Start of Input material

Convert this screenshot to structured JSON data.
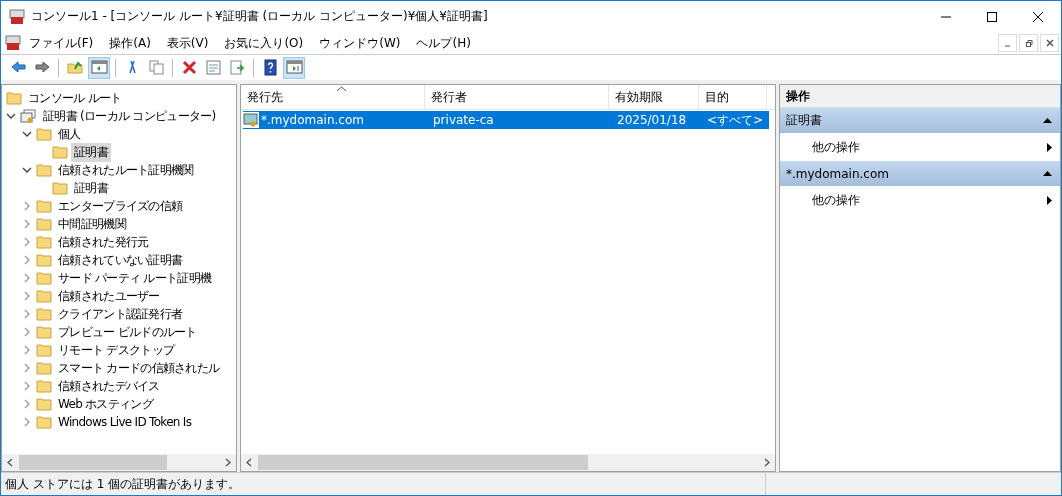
{
  "window": {
    "title": "コンソール1 - [コンソール ルート¥証明書 (ローカル コンピューター)¥個人¥証明書]"
  },
  "menu": [
    "ファイル(F)",
    "操作(A)",
    "表示(V)",
    "お気に入り(O)",
    "ウィンドウ(W)",
    "ヘルプ(H)"
  ],
  "toolbar": [
    {
      "kind": "back",
      "pressed": false
    },
    {
      "kind": "forward",
      "pressed": false
    },
    {
      "kind": "sep"
    },
    {
      "kind": "up",
      "pressed": false
    },
    {
      "kind": "tree",
      "pressed": true
    },
    {
      "kind": "sep"
    },
    {
      "kind": "cut",
      "pressed": false
    },
    {
      "kind": "copy",
      "pressed": false
    },
    {
      "kind": "sep"
    },
    {
      "kind": "delete",
      "pressed": false
    },
    {
      "kind": "properties",
      "pressed": false
    },
    {
      "kind": "export",
      "pressed": false
    },
    {
      "kind": "sep"
    },
    {
      "kind": "help",
      "pressed": false
    },
    {
      "kind": "actionpane",
      "pressed": true
    }
  ],
  "tree": [
    {
      "label": "コンソール ルート",
      "kind": "folder",
      "selected": false,
      "children": [
        {
          "label": "証明書 (ローカル コンピューター)",
          "kind": "store",
          "selected": false,
          "expanded": true,
          "children": [
            {
              "label": "個人",
              "kind": "folder",
              "selected": false,
              "expanded": true,
              "children": [
                {
                  "label": "証明書",
                  "kind": "folder",
                  "selected": true
                }
              ]
            },
            {
              "label": "信頼されたルート証明機関",
              "kind": "folder",
              "selected": false,
              "expanded": true,
              "children": [
                {
                  "label": "証明書",
                  "kind": "folder",
                  "selected": false
                }
              ]
            },
            {
              "label": "エンタープライズの信頼",
              "kind": "folder",
              "selected": false,
              "expanded": false
            },
            {
              "label": "中間証明機関",
              "kind": "folder",
              "selected": false,
              "expanded": false
            },
            {
              "label": "信頼された発行元",
              "kind": "folder",
              "selected": false,
              "expanded": false
            },
            {
              "label": "信頼されていない証明書",
              "kind": "folder",
              "selected": false,
              "expanded": false
            },
            {
              "label": "サード パーティ ルート証明機",
              "kind": "folder",
              "selected": false,
              "expanded": false
            },
            {
              "label": "信頼されたユーザー",
              "kind": "folder",
              "selected": false,
              "expanded": false
            },
            {
              "label": "クライアント認証発行者",
              "kind": "folder",
              "selected": false,
              "expanded": false
            },
            {
              "label": "プレビュー ビルドのルート",
              "kind": "folder",
              "selected": false,
              "expanded": false
            },
            {
              "label": "リモート デスクトップ",
              "kind": "folder",
              "selected": false,
              "expanded": false
            },
            {
              "label": "スマート カードの信頼されたル",
              "kind": "folder",
              "selected": false,
              "expanded": false
            },
            {
              "label": "信頼されたデバイス",
              "kind": "folder",
              "selected": false,
              "expanded": false
            },
            {
              "label": "Web ホスティング",
              "kind": "folder",
              "selected": false,
              "expanded": false
            },
            {
              "label": "Windows Live ID Token Is",
              "kind": "folder",
              "selected": false,
              "expanded": false
            }
          ]
        }
      ]
    }
  ],
  "table": {
    "columns": [
      "発行先",
      "発行者",
      "有効期限",
      "目的"
    ],
    "rows": [
      {
        "cells": [
          "*.mydomain.com",
          "private-ca",
          "2025/01/18",
          "<すべて>"
        ],
        "selected": true
      }
    ]
  },
  "actions": {
    "title": "操作",
    "groups": [
      {
        "title": "証明書",
        "items": [
          "他の操作"
        ]
      },
      {
        "title": "*.mydomain.com",
        "items": [
          "他の操作"
        ]
      }
    ]
  },
  "status_bar": "個人 ストアには 1 個の証明書があります。"
}
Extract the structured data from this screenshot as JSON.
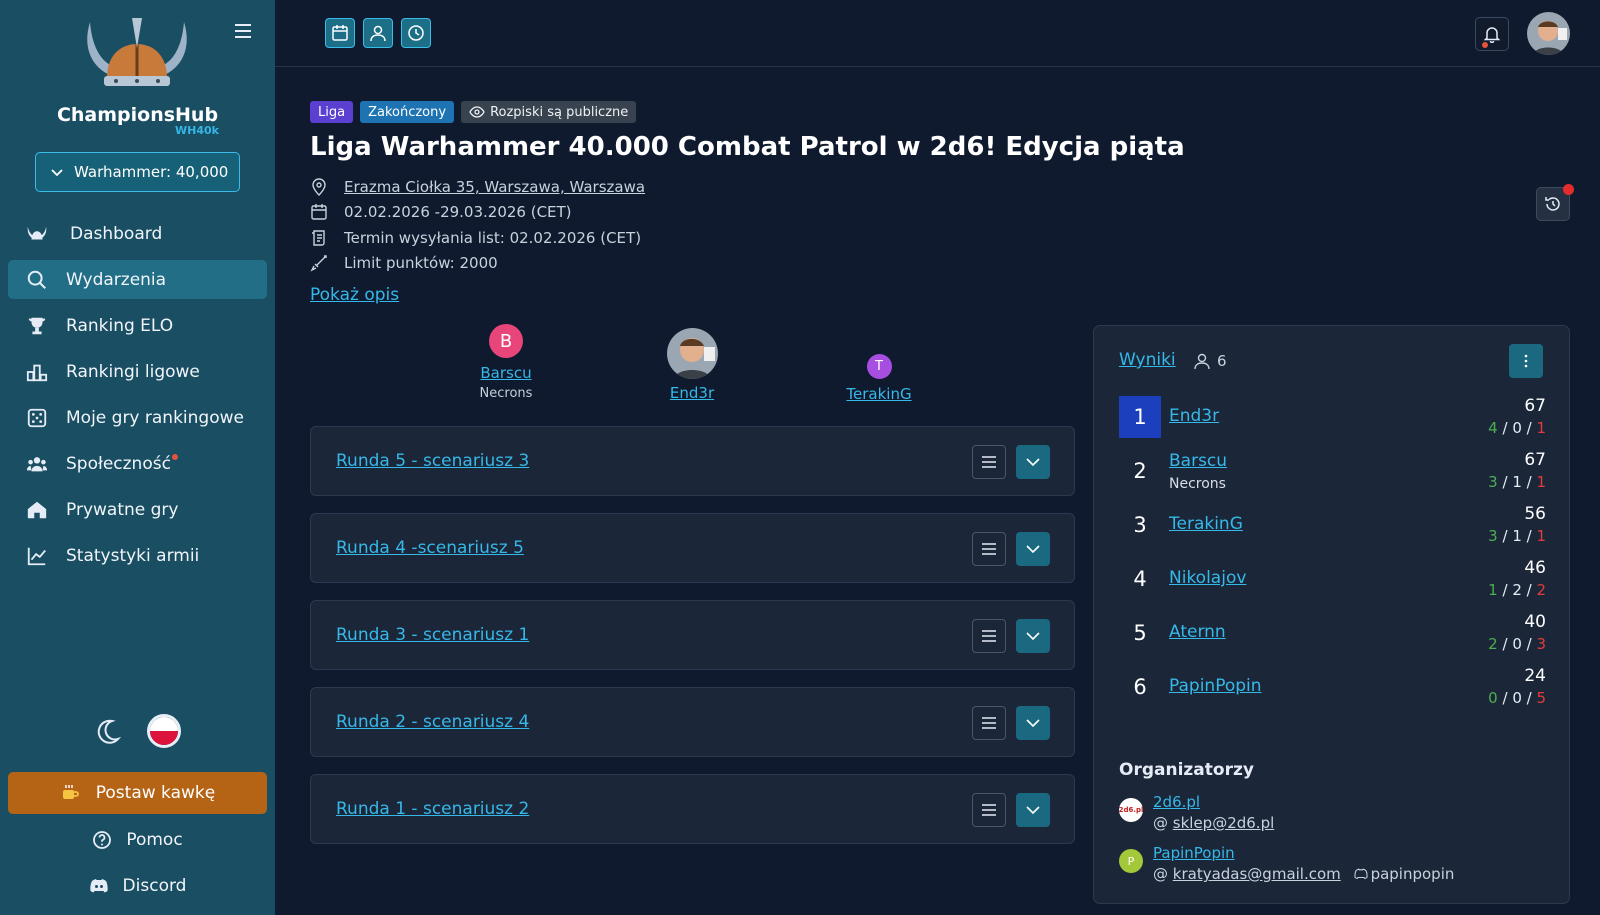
{
  "sidebar": {
    "brand": "ChampionsHub",
    "brand_sub": "WH40k",
    "game_select": "Warhammer: 40,000",
    "nav": [
      {
        "label": "Dashboard",
        "icon": "helmet-icon"
      },
      {
        "label": "Wydarzenia",
        "icon": "search-icon",
        "active": true
      },
      {
        "label": "Ranking ELO",
        "icon": "trophy-icon"
      },
      {
        "label": "Rankingi ligowe",
        "icon": "podium-icon"
      },
      {
        "label": "Moje gry rankingowe",
        "icon": "dice-icon"
      },
      {
        "label": "Społeczność",
        "icon": "community-icon",
        "notification": true
      },
      {
        "label": "Prywatne gry",
        "icon": "home-icon"
      },
      {
        "label": "Statystyki armii",
        "icon": "chart-line-icon"
      }
    ],
    "coffee": "Postaw kawkę",
    "help": "Pomoc",
    "discord": "Discord"
  },
  "event": {
    "badges": {
      "type": "Liga",
      "status": "Zakończony",
      "visibility": "Rozpiski są publiczne"
    },
    "title": "Liga Warhammer 40.000 Combat Patrol w 2d6! Edycja piąta",
    "address": "Erazma Ciołka 35, Warszawa, Warszawa",
    "dates": "02.02.2026 -29.03.2026 (CET)",
    "list_deadline": "Termin wysyłania list: 02.02.2026 (CET)",
    "points_limit": "Limit punktów: 2000",
    "show_description": "Pokaż opis"
  },
  "podium": {
    "second": {
      "initial": "B",
      "name": "Barscu",
      "faction": "Necrons",
      "color": "#e8457a"
    },
    "first": {
      "name": "End3r"
    },
    "third": {
      "initial": "T",
      "name": "TerakinG",
      "color": "#a74ee0"
    }
  },
  "rounds": [
    "Runda 5 - scenariusz 3",
    "Runda 4 -scenariusz 5",
    "Runda 3 - scenariusz 1",
    "Runda 2 - scenariusz 4",
    "Runda 1 - scenariusz 2"
  ],
  "results": {
    "title": "Wyniki",
    "count": "6",
    "rows": [
      {
        "rank": "1",
        "name": "End3r",
        "faction": "",
        "score": "67",
        "w": "4",
        "d": "0",
        "l": "1"
      },
      {
        "rank": "2",
        "name": "Barscu",
        "faction": "Necrons",
        "score": "67",
        "w": "3",
        "d": "1",
        "l": "1"
      },
      {
        "rank": "3",
        "name": "TerakinG",
        "faction": "",
        "score": "56",
        "w": "3",
        "d": "1",
        "l": "1"
      },
      {
        "rank": "4",
        "name": "Nikolajov",
        "faction": "",
        "score": "46",
        "w": "1",
        "d": "2",
        "l": "2"
      },
      {
        "rank": "5",
        "name": "Aternn",
        "faction": "",
        "score": "40",
        "w": "2",
        "d": "0",
        "l": "3"
      },
      {
        "rank": "6",
        "name": "PapinPopin",
        "faction": "",
        "score": "24",
        "w": "0",
        "d": "0",
        "l": "5"
      }
    ],
    "organizers_title": "Organizatorzy",
    "organizers": [
      {
        "name": "2d6.pl",
        "email": "sklep@2d6.pl",
        "discord": "",
        "avatar_text": "2d6.pl"
      },
      {
        "name": "PapinPopin",
        "email": "kratyadas@gmail.com",
        "discord": "papinpopin",
        "avatar_text": "P"
      }
    ]
  },
  "colors": {
    "accent": "#36b8e8",
    "sidebar": "#1a4e63",
    "bg": "#0f1a2e",
    "card": "#1b2638",
    "win": "#4caf50",
    "loss": "#e33b3b"
  }
}
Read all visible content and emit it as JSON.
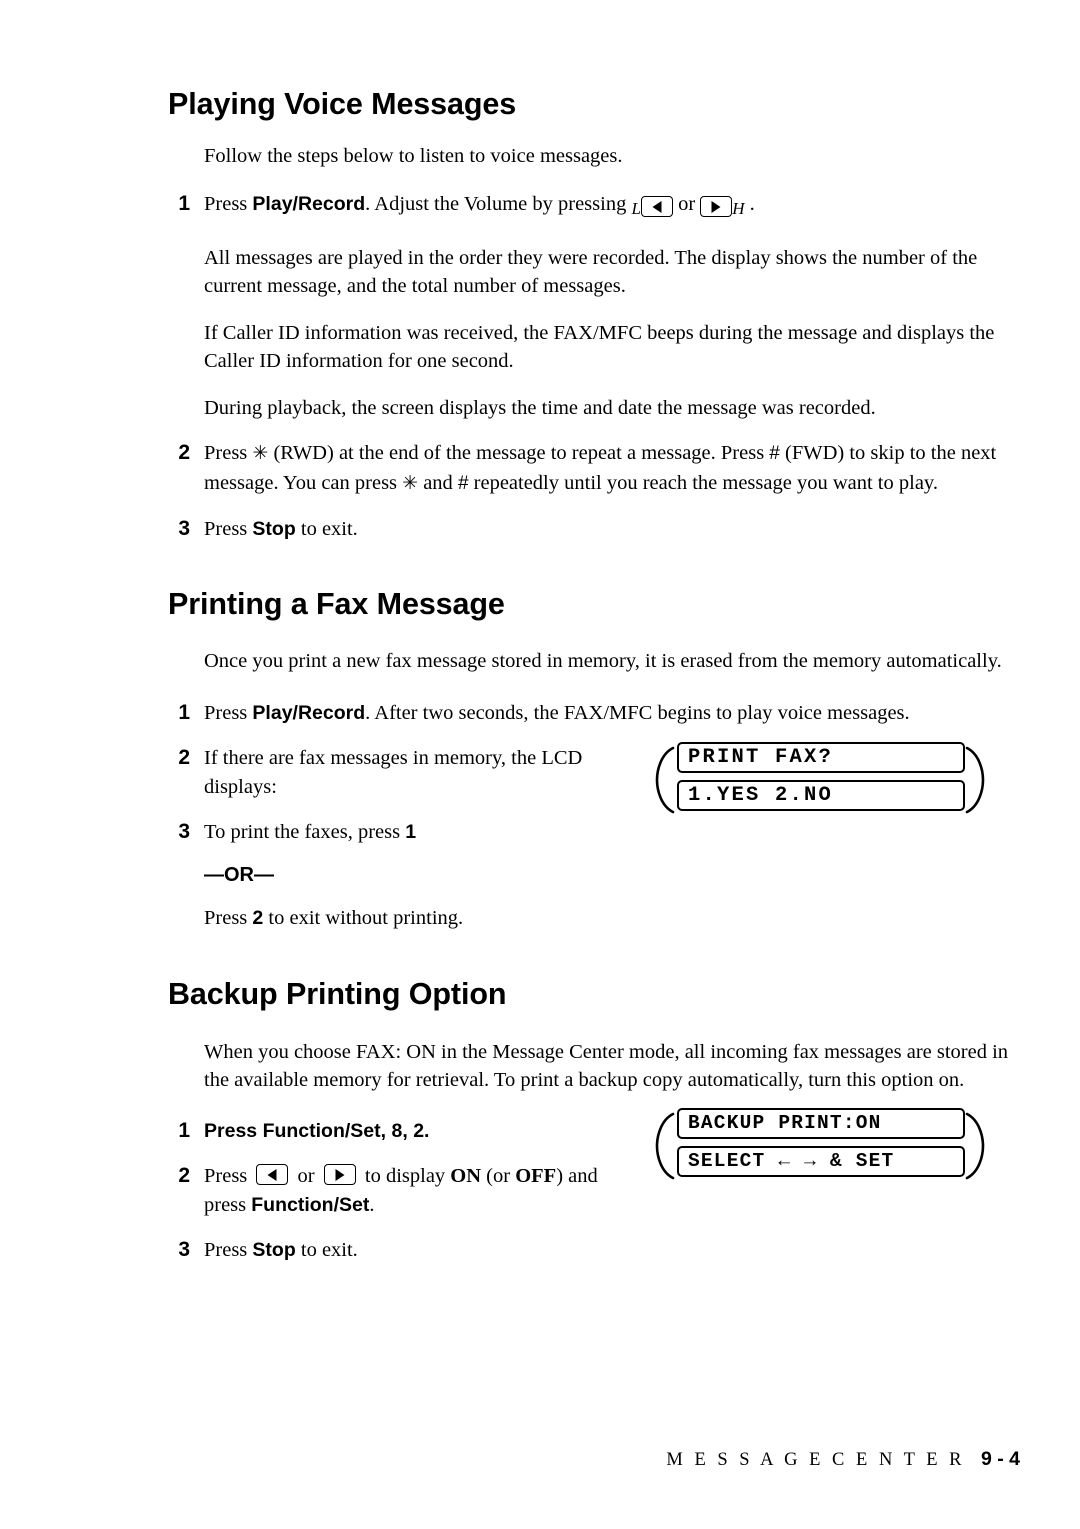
{
  "document": {
    "footer_label": "M E S S A G E   C E N T E R",
    "page_number": "9 - 4"
  },
  "sections": [
    {
      "id": "playing-voice-messages",
      "title": "Playing Voice Messages",
      "intro": "Follow the steps below to listen to voice messages.",
      "steps": [
        {
          "num": "1",
          "pre": "Press ",
          "bold": "Play/Record",
          "post": ". Adjust the Volume by pressing ",
          "tail": " or ",
          "end": " ."
        },
        {
          "num": "2",
          "text_a": "Press ",
          "text_b": " (RWD) at the end of the message to repeat a message. Press ",
          "text_c": " (FWD) to skip to the next message. You can press ",
          "text_d": " and ",
          "text_e": " repeatedly until you reach the message you want to play."
        },
        {
          "num": "3",
          "pre": "Press ",
          "bold": "Stop",
          "post": " to exit."
        }
      ],
      "paragraphs": [
        "All messages are played in the order they were recorded. The display shows the number of the current message, and the total number of messages.",
        "If Caller ID information was received, the FAX/MFC beeps during the message and displays the Caller ID information for one second.",
        "During playback, the screen displays the time and date the message was recorded."
      ]
    },
    {
      "id": "printing-a-fax-message",
      "title": "Printing a Fax Message",
      "intro": "Once you print a new fax message stored in memory, it is erased from the memory automatically.",
      "steps": [
        {
          "num": "1",
          "pre": "Press ",
          "bold": "Play/Record",
          "post": ". After two seconds, the FAX/MFC begins to play voice messages."
        },
        {
          "num": "2",
          "text": "If there are fax messages in memory, the LCD displays:"
        },
        {
          "num": "3",
          "pre": "To print the faxes, press ",
          "bold": "1"
        }
      ],
      "or_label": "—OR—",
      "or_text_pre": "Press ",
      "or_text_bold": "2",
      "or_text_post": " to exit without printing.",
      "lcd": {
        "line1": "PRINT FAX?",
        "line2": "1.YES 2.NO"
      }
    },
    {
      "id": "backup-printing-option",
      "title": "Backup Printing Option",
      "intro": "When you choose FAX: ON in the Message Center mode, all incoming fax messages are stored in the available memory for retrieval. To print a backup copy automatically, turn this option on.",
      "steps": [
        {
          "num": "1",
          "pre": "Press ",
          "bold": "Function/Set",
          "mid": ", ",
          "bold2": "8",
          "mid2": ", ",
          "bold3": "2",
          "post": "."
        },
        {
          "num": "2",
          "pre": "Press ",
          "mid": " or ",
          "post": " to display ",
          "bold_on": "ON",
          "post2": " (or ",
          "bold_off": "OFF",
          "post3": ") and press ",
          "bold_fn": "Function/Set",
          "post4": "."
        },
        {
          "num": "3",
          "pre": "Press ",
          "bold": "Stop",
          "post": " to exit."
        }
      ],
      "lcd": {
        "line1": "BACKUP PRINT:ON",
        "line2": "SELECT ← → & SET"
      }
    }
  ],
  "icons": {
    "volume_down": "volume-down-key-icon",
    "volume_up": "volume-up-key-icon",
    "rwd": "✳",
    "fwd": "#",
    "left_arrow_key": "left-arrow-key-icon",
    "right_arrow_key": "right-arrow-key-icon"
  },
  "colors": {
    "text": "#000000",
    "background": "#ffffff"
  }
}
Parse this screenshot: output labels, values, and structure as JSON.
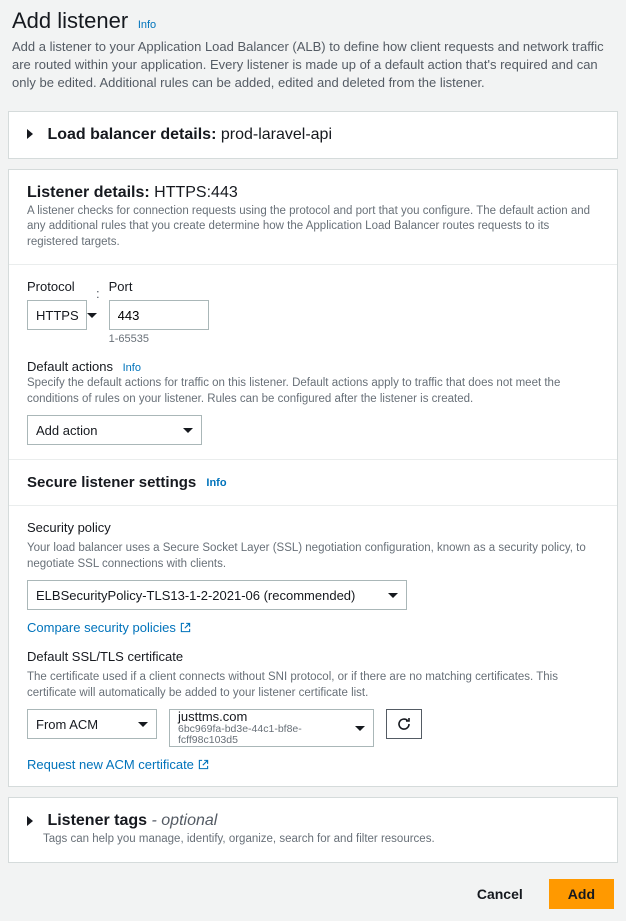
{
  "header": {
    "title": "Add listener",
    "info_label": "Info",
    "description": "Add a listener to your Application Load Balancer (ALB) to define how client requests and network traffic are routed within your application. Every listener is made up of a default action that's required and can only be edited. Additional rules can be added, edited and deleted from the listener."
  },
  "lb_details": {
    "label": "Load balancer details:",
    "value": "prod-laravel-api"
  },
  "listener_details": {
    "label": "Listener details:",
    "value": "HTTPS:443",
    "description": "A listener checks for connection requests using the protocol and port that you configure. The default action and any additional rules that you create determine how the Application Load Balancer routes requests to its registered targets.",
    "protocol_label": "Protocol",
    "protocol_value": "HTTPS",
    "port_label": "Port",
    "port_value": "443",
    "port_help": "1-65535"
  },
  "default_actions": {
    "label": "Default actions",
    "info_label": "Info",
    "description": "Specify the default actions for traffic on this listener. Default actions apply to traffic that does not meet the conditions of rules on your listener. Rules can be configured after the listener is created.",
    "add_action_label": "Add action"
  },
  "secure_settings": {
    "heading": "Secure listener settings",
    "info_label": "Info",
    "security_policy_label": "Security policy",
    "security_policy_desc": "Your load balancer uses a Secure Socket Layer (SSL) negotiation configuration, known as a security policy, to negotiate SSL connections with clients.",
    "security_policy_value": "ELBSecurityPolicy-TLS13-1-2-2021-06 (recommended)",
    "compare_link": "Compare security policies",
    "cert_label": "Default SSL/TLS certificate",
    "cert_desc": "The certificate used if a client connects without SNI protocol, or if there are no matching certificates. This certificate will automatically be added to your listener certificate list.",
    "cert_source_value": "From ACM",
    "cert_domain": "justtms.com",
    "cert_id": "6bc969fa-bd3e-44c1-bf8e-fcff98c103d5",
    "request_cert_link": "Request new ACM certificate"
  },
  "tags": {
    "label": "Listener tags",
    "optional": " - optional",
    "desc": "Tags can help you manage, identify, organize, search for and filter resources."
  },
  "footer": {
    "cancel": "Cancel",
    "add": "Add"
  }
}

End of Input material

◆ **Description of the task**: Every line above that contains the word "there" should be reported.

◆ **Result for this exercise**:
          "text": "If there are fax messages in memory, the LCD displays:"
    "cert_desc": "The certificate used if a client connects without SNI protocol, or if there are no matching certificates. This certificate will automatically be added to your listener certificate list.",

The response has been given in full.